* WORK INSTRUCTIONS: Your task is to print all of the data word for word.

# # # # # # #

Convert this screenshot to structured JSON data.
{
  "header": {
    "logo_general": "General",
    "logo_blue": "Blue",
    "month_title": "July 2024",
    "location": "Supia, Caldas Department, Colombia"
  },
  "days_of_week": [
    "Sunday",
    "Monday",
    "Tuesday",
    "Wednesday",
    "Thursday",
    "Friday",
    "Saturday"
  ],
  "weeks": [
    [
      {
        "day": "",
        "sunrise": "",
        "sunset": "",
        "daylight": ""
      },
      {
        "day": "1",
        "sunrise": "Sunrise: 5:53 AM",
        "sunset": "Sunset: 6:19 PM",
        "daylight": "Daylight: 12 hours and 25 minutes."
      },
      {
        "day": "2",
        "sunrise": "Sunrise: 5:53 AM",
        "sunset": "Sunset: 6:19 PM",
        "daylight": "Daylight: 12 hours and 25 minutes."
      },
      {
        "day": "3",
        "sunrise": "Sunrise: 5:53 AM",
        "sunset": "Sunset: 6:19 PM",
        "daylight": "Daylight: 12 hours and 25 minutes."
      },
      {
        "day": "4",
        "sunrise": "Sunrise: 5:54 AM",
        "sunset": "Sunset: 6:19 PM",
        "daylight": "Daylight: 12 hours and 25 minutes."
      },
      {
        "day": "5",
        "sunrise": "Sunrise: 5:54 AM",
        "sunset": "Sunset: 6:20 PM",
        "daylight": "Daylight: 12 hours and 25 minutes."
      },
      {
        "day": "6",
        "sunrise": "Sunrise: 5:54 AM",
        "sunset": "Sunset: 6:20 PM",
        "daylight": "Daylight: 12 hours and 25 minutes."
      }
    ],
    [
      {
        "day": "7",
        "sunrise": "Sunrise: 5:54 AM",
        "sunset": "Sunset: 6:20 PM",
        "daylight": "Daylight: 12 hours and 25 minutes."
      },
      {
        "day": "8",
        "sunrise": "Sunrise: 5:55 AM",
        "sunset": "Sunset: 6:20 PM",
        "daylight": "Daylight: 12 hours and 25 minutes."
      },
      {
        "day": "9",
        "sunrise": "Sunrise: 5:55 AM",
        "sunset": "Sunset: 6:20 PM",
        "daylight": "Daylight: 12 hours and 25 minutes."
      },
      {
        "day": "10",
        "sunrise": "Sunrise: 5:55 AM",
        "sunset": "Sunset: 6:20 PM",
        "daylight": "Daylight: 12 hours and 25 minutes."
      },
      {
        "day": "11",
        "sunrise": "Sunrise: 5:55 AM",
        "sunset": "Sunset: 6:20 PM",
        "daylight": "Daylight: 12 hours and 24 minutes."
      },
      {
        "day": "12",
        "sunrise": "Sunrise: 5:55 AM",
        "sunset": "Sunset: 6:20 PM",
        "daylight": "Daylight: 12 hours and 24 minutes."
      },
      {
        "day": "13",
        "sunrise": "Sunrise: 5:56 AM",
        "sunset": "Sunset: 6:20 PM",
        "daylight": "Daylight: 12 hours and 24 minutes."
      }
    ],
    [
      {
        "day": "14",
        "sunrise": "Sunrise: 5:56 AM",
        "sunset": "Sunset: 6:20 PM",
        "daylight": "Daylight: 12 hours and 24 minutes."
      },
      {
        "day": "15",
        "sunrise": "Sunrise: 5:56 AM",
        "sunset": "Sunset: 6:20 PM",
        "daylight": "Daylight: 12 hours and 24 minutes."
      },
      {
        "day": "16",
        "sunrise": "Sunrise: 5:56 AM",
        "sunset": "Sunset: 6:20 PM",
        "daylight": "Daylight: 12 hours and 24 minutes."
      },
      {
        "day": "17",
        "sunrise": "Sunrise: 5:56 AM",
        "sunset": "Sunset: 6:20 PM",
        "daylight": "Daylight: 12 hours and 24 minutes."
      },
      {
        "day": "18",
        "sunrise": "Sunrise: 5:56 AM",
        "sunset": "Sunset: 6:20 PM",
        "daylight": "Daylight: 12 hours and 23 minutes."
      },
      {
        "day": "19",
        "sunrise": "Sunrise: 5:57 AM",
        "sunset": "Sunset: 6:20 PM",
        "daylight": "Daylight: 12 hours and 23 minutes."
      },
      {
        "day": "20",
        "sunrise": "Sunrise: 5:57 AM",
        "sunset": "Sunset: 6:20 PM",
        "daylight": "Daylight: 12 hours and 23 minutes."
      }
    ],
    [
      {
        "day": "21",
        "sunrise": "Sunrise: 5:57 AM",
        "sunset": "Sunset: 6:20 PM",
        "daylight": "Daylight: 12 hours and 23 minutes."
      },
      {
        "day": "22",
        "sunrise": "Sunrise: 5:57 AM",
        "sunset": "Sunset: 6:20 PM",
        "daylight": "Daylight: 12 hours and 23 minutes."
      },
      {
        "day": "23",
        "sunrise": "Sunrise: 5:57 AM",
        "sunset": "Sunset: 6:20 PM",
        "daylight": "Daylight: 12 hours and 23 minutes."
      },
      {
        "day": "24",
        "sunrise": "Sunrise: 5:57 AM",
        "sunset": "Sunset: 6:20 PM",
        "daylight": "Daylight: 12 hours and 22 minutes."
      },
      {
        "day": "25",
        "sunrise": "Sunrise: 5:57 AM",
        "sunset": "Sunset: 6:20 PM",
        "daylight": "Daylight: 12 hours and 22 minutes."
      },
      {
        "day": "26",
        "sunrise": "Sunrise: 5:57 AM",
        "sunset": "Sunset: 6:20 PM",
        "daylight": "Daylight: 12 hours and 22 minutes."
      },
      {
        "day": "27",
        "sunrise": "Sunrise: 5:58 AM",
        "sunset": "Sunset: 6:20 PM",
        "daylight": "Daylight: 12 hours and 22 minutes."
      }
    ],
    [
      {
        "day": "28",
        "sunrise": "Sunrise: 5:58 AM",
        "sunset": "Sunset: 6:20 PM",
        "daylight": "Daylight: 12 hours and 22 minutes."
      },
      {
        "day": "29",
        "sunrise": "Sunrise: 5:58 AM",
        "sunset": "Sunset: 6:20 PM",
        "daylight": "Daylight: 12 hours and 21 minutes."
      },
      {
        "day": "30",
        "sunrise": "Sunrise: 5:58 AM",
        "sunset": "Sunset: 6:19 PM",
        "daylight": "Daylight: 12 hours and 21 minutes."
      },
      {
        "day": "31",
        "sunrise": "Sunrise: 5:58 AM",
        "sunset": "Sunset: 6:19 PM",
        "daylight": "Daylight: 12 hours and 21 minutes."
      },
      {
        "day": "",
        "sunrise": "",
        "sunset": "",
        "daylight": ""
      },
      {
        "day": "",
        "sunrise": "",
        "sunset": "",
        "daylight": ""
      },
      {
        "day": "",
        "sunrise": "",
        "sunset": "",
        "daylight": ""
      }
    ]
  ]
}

# # # # # # #

* RESULT:
Convert this screenshot to structured JSON data.
{
  "header": {
    "logo_general": "General",
    "logo_blue": "Blue",
    "month_title": "July 2024",
    "location": "Supia, Caldas Department, Colombia"
  },
  "days_of_week": [
    "Sunday",
    "Monday",
    "Tuesday",
    "Wednesday",
    "Thursday",
    "Friday",
    "Saturday"
  ],
  "weeks": [
    [
      {
        "day": "",
        "sunrise": "",
        "sunset": "",
        "daylight": ""
      },
      {
        "day": "1",
        "sunrise": "Sunrise: 5:53 AM",
        "sunset": "Sunset: 6:19 PM",
        "daylight": "Daylight: 12 hours and 25 minutes."
      },
      {
        "day": "2",
        "sunrise": "Sunrise: 5:53 AM",
        "sunset": "Sunset: 6:19 PM",
        "daylight": "Daylight: 12 hours and 25 minutes."
      },
      {
        "day": "3",
        "sunrise": "Sunrise: 5:53 AM",
        "sunset": "Sunset: 6:19 PM",
        "daylight": "Daylight: 12 hours and 25 minutes."
      },
      {
        "day": "4",
        "sunrise": "Sunrise: 5:54 AM",
        "sunset": "Sunset: 6:19 PM",
        "daylight": "Daylight: 12 hours and 25 minutes."
      },
      {
        "day": "5",
        "sunrise": "Sunrise: 5:54 AM",
        "sunset": "Sunset: 6:20 PM",
        "daylight": "Daylight: 12 hours and 25 minutes."
      },
      {
        "day": "6",
        "sunrise": "Sunrise: 5:54 AM",
        "sunset": "Sunset: 6:20 PM",
        "daylight": "Daylight: 12 hours and 25 minutes."
      }
    ],
    [
      {
        "day": "7",
        "sunrise": "Sunrise: 5:54 AM",
        "sunset": "Sunset: 6:20 PM",
        "daylight": "Daylight: 12 hours and 25 minutes."
      },
      {
        "day": "8",
        "sunrise": "Sunrise: 5:55 AM",
        "sunset": "Sunset: 6:20 PM",
        "daylight": "Daylight: 12 hours and 25 minutes."
      },
      {
        "day": "9",
        "sunrise": "Sunrise: 5:55 AM",
        "sunset": "Sunset: 6:20 PM",
        "daylight": "Daylight: 12 hours and 25 minutes."
      },
      {
        "day": "10",
        "sunrise": "Sunrise: 5:55 AM",
        "sunset": "Sunset: 6:20 PM",
        "daylight": "Daylight: 12 hours and 25 minutes."
      },
      {
        "day": "11",
        "sunrise": "Sunrise: 5:55 AM",
        "sunset": "Sunset: 6:20 PM",
        "daylight": "Daylight: 12 hours and 24 minutes."
      },
      {
        "day": "12",
        "sunrise": "Sunrise: 5:55 AM",
        "sunset": "Sunset: 6:20 PM",
        "daylight": "Daylight: 12 hours and 24 minutes."
      },
      {
        "day": "13",
        "sunrise": "Sunrise: 5:56 AM",
        "sunset": "Sunset: 6:20 PM",
        "daylight": "Daylight: 12 hours and 24 minutes."
      }
    ],
    [
      {
        "day": "14",
        "sunrise": "Sunrise: 5:56 AM",
        "sunset": "Sunset: 6:20 PM",
        "daylight": "Daylight: 12 hours and 24 minutes."
      },
      {
        "day": "15",
        "sunrise": "Sunrise: 5:56 AM",
        "sunset": "Sunset: 6:20 PM",
        "daylight": "Daylight: 12 hours and 24 minutes."
      },
      {
        "day": "16",
        "sunrise": "Sunrise: 5:56 AM",
        "sunset": "Sunset: 6:20 PM",
        "daylight": "Daylight: 12 hours and 24 minutes."
      },
      {
        "day": "17",
        "sunrise": "Sunrise: 5:56 AM",
        "sunset": "Sunset: 6:20 PM",
        "daylight": "Daylight: 12 hours and 24 minutes."
      },
      {
        "day": "18",
        "sunrise": "Sunrise: 5:56 AM",
        "sunset": "Sunset: 6:20 PM",
        "daylight": "Daylight: 12 hours and 23 minutes."
      },
      {
        "day": "19",
        "sunrise": "Sunrise: 5:57 AM",
        "sunset": "Sunset: 6:20 PM",
        "daylight": "Daylight: 12 hours and 23 minutes."
      },
      {
        "day": "20",
        "sunrise": "Sunrise: 5:57 AM",
        "sunset": "Sunset: 6:20 PM",
        "daylight": "Daylight: 12 hours and 23 minutes."
      }
    ],
    [
      {
        "day": "21",
        "sunrise": "Sunrise: 5:57 AM",
        "sunset": "Sunset: 6:20 PM",
        "daylight": "Daylight: 12 hours and 23 minutes."
      },
      {
        "day": "22",
        "sunrise": "Sunrise: 5:57 AM",
        "sunset": "Sunset: 6:20 PM",
        "daylight": "Daylight: 12 hours and 23 minutes."
      },
      {
        "day": "23",
        "sunrise": "Sunrise: 5:57 AM",
        "sunset": "Sunset: 6:20 PM",
        "daylight": "Daylight: 12 hours and 23 minutes."
      },
      {
        "day": "24",
        "sunrise": "Sunrise: 5:57 AM",
        "sunset": "Sunset: 6:20 PM",
        "daylight": "Daylight: 12 hours and 22 minutes."
      },
      {
        "day": "25",
        "sunrise": "Sunrise: 5:57 AM",
        "sunset": "Sunset: 6:20 PM",
        "daylight": "Daylight: 12 hours and 22 minutes."
      },
      {
        "day": "26",
        "sunrise": "Sunrise: 5:57 AM",
        "sunset": "Sunset: 6:20 PM",
        "daylight": "Daylight: 12 hours and 22 minutes."
      },
      {
        "day": "27",
        "sunrise": "Sunrise: 5:58 AM",
        "sunset": "Sunset: 6:20 PM",
        "daylight": "Daylight: 12 hours and 22 minutes."
      }
    ],
    [
      {
        "day": "28",
        "sunrise": "Sunrise: 5:58 AM",
        "sunset": "Sunset: 6:20 PM",
        "daylight": "Daylight: 12 hours and 22 minutes."
      },
      {
        "day": "29",
        "sunrise": "Sunrise: 5:58 AM",
        "sunset": "Sunset: 6:20 PM",
        "daylight": "Daylight: 12 hours and 21 minutes."
      },
      {
        "day": "30",
        "sunrise": "Sunrise: 5:58 AM",
        "sunset": "Sunset: 6:19 PM",
        "daylight": "Daylight: 12 hours and 21 minutes."
      },
      {
        "day": "31",
        "sunrise": "Sunrise: 5:58 AM",
        "sunset": "Sunset: 6:19 PM",
        "daylight": "Daylight: 12 hours and 21 minutes."
      },
      {
        "day": "",
        "sunrise": "",
        "sunset": "",
        "daylight": ""
      },
      {
        "day": "",
        "sunrise": "",
        "sunset": "",
        "daylight": ""
      },
      {
        "day": "",
        "sunrise": "",
        "sunset": "",
        "daylight": ""
      }
    ]
  ]
}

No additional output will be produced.